+++ Supplied material +++

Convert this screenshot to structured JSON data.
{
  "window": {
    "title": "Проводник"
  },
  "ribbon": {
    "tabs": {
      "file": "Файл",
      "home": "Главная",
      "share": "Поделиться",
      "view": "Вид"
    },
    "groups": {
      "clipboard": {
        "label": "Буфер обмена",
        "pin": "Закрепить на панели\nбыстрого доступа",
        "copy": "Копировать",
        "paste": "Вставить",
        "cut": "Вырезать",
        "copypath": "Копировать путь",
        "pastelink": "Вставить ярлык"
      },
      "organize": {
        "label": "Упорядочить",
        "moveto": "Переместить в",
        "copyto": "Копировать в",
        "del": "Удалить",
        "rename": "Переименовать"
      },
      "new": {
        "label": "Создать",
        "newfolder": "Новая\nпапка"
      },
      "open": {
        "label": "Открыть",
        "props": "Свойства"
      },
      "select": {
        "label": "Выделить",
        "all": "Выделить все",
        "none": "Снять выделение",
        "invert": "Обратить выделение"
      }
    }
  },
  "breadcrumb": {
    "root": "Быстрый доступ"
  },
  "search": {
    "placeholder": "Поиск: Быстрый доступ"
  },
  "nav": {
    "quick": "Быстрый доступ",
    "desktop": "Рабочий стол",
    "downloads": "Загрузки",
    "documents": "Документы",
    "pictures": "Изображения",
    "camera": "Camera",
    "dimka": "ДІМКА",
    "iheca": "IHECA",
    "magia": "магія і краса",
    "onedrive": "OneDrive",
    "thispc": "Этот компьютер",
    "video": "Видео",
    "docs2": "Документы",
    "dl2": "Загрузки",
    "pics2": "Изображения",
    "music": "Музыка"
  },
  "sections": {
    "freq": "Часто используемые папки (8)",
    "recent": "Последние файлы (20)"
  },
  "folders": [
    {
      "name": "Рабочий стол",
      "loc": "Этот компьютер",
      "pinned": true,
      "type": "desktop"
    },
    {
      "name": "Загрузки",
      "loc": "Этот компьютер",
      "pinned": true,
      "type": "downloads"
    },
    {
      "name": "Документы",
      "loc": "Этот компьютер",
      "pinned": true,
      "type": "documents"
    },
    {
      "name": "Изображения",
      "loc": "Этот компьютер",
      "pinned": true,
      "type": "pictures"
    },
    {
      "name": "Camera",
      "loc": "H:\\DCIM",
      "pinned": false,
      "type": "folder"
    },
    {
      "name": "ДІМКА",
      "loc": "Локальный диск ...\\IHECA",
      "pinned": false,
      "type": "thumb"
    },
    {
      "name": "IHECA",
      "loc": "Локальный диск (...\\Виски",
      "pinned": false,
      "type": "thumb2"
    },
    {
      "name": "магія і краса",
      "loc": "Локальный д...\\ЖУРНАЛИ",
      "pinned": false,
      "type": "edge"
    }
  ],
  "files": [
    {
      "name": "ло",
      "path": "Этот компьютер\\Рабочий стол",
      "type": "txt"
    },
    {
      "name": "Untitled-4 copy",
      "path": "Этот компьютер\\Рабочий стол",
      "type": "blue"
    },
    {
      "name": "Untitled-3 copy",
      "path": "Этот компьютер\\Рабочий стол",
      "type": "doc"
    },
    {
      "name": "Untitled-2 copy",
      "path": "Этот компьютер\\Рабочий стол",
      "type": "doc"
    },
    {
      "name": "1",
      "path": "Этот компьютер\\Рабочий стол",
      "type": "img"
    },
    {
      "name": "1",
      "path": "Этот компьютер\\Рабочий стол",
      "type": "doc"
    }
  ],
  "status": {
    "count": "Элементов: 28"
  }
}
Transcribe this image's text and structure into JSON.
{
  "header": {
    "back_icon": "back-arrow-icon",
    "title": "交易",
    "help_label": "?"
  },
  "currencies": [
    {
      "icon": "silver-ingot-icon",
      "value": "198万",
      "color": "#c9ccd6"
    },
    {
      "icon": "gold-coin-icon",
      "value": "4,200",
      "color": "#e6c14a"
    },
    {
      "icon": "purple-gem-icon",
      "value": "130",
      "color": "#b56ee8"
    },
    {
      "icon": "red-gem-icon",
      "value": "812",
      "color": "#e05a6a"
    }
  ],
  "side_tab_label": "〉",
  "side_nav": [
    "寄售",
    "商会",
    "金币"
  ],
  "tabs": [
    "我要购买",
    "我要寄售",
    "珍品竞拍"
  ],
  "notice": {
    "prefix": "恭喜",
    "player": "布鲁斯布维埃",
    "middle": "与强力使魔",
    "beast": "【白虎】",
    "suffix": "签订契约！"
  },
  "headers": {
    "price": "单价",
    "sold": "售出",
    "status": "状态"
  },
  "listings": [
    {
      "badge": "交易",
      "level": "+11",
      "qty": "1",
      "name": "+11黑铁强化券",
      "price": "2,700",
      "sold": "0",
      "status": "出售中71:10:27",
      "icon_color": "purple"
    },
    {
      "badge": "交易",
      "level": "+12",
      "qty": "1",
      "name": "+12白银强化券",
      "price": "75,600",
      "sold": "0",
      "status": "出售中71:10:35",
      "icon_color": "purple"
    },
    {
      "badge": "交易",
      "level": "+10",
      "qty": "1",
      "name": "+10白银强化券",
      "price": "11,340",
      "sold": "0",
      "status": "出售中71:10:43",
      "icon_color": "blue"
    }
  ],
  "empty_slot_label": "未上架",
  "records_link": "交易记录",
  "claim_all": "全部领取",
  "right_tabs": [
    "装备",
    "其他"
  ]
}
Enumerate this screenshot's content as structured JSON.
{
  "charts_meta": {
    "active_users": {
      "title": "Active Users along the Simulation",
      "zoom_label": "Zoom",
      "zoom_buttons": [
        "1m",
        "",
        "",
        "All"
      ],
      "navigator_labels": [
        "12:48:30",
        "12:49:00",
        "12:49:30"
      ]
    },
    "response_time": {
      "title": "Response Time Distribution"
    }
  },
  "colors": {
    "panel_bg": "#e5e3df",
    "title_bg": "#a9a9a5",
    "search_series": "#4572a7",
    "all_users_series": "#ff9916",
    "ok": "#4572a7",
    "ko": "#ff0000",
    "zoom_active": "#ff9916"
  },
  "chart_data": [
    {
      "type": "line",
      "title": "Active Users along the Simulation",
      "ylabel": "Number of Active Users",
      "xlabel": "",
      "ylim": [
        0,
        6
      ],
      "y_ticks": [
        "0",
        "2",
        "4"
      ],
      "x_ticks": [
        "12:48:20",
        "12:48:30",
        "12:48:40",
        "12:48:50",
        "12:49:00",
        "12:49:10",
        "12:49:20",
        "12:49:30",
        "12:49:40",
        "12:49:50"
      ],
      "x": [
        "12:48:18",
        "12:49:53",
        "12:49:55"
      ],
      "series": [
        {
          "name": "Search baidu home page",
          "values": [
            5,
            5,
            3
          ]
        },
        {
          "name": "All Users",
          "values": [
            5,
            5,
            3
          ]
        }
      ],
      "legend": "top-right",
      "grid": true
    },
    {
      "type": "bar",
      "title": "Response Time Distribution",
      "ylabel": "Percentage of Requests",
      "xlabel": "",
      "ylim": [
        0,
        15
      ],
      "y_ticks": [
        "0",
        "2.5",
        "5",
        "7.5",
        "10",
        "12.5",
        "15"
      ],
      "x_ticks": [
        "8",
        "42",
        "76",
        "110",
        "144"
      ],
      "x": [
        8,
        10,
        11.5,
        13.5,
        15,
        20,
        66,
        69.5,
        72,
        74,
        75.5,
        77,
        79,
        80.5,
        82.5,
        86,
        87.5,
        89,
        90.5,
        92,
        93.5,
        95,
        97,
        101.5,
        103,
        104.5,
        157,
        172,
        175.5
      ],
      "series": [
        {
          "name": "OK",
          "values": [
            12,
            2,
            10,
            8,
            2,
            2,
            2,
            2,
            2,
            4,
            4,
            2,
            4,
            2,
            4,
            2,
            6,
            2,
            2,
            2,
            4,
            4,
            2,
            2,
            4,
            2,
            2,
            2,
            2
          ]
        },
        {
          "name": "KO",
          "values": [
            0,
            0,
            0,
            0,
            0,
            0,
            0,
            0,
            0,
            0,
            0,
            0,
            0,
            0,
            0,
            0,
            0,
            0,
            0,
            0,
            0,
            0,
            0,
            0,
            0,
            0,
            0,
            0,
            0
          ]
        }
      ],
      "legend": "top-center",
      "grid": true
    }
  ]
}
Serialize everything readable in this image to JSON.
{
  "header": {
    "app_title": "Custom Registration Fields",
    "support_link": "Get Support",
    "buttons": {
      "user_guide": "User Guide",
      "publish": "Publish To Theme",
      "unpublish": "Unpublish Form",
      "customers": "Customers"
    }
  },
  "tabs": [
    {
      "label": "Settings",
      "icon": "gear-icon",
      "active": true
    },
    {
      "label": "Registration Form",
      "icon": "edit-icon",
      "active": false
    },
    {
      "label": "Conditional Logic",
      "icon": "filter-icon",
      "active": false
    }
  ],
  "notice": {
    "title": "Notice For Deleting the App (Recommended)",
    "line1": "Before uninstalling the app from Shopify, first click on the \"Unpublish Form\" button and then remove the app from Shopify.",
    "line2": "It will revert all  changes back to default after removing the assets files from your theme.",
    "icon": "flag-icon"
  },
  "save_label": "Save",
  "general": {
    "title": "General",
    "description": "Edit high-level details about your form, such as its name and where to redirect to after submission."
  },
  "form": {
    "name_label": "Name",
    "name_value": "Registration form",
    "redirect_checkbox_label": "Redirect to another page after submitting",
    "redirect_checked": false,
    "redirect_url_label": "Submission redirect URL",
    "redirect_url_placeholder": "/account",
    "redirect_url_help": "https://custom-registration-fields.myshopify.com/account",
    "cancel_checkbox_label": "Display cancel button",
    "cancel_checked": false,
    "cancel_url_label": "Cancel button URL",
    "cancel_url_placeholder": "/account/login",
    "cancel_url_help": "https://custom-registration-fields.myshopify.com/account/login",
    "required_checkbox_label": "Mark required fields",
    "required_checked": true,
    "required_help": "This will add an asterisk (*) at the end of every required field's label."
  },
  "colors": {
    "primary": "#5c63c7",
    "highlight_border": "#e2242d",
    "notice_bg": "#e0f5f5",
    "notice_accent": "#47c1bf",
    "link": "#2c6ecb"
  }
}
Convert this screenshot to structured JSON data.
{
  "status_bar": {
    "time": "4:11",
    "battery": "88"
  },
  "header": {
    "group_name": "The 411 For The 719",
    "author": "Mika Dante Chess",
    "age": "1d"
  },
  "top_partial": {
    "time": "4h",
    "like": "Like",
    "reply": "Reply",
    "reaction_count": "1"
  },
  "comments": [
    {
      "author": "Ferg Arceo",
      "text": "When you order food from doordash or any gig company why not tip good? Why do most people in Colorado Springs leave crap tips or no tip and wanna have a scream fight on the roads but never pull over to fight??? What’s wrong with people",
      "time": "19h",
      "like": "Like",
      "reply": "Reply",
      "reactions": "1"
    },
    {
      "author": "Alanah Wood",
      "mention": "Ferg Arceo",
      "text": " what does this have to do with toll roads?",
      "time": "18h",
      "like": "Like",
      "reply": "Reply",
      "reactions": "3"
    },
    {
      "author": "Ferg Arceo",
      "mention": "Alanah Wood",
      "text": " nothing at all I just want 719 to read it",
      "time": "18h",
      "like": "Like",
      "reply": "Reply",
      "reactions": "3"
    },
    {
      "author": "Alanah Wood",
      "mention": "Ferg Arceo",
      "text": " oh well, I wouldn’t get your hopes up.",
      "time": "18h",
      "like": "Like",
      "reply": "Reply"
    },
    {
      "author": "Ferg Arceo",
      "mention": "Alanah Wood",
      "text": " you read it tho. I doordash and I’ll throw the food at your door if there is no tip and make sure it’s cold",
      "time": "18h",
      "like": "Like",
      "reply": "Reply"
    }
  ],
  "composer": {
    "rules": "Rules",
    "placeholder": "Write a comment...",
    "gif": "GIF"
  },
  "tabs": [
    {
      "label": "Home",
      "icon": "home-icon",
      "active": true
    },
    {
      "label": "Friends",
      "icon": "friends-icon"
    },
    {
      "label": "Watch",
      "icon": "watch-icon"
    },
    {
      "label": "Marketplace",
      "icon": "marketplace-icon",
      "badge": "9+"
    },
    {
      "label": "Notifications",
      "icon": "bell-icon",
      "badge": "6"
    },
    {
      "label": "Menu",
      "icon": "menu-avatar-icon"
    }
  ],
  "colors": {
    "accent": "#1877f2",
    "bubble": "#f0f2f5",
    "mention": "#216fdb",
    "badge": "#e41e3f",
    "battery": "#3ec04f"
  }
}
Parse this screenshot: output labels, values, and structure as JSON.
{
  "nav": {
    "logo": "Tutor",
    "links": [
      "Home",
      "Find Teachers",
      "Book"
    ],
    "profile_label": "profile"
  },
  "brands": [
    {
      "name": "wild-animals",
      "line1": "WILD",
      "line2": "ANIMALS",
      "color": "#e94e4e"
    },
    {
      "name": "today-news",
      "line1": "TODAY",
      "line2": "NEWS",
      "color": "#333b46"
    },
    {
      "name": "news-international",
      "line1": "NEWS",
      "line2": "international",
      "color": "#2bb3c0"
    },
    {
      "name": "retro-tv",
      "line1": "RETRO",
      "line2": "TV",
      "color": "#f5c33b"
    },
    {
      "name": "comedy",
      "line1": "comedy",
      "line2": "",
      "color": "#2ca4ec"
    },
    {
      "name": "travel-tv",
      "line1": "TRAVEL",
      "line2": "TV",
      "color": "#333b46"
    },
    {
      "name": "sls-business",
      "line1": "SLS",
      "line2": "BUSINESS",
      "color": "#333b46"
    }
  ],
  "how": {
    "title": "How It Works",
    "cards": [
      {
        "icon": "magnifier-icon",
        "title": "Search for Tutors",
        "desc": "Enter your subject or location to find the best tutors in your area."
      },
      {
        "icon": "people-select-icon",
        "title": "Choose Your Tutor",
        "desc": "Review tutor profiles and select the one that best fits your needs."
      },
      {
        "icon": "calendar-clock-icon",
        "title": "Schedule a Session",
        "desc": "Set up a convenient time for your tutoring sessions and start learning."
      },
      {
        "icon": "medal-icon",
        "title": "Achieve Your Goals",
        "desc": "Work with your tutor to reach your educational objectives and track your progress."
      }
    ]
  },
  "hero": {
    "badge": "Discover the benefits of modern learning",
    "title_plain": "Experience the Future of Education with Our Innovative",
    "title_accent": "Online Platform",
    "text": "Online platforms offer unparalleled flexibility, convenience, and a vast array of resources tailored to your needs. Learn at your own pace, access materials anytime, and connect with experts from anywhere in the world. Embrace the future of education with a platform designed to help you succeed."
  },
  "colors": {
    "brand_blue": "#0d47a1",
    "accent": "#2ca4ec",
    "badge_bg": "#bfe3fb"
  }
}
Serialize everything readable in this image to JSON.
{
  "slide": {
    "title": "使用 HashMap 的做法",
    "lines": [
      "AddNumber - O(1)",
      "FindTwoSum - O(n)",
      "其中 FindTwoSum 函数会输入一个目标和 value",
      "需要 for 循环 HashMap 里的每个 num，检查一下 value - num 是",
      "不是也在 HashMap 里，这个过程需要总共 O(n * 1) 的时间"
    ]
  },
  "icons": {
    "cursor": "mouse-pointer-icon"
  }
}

+++

• Task description
Your reply is one number: how many lines of the records above contain the word "краса".

• Complete answer
2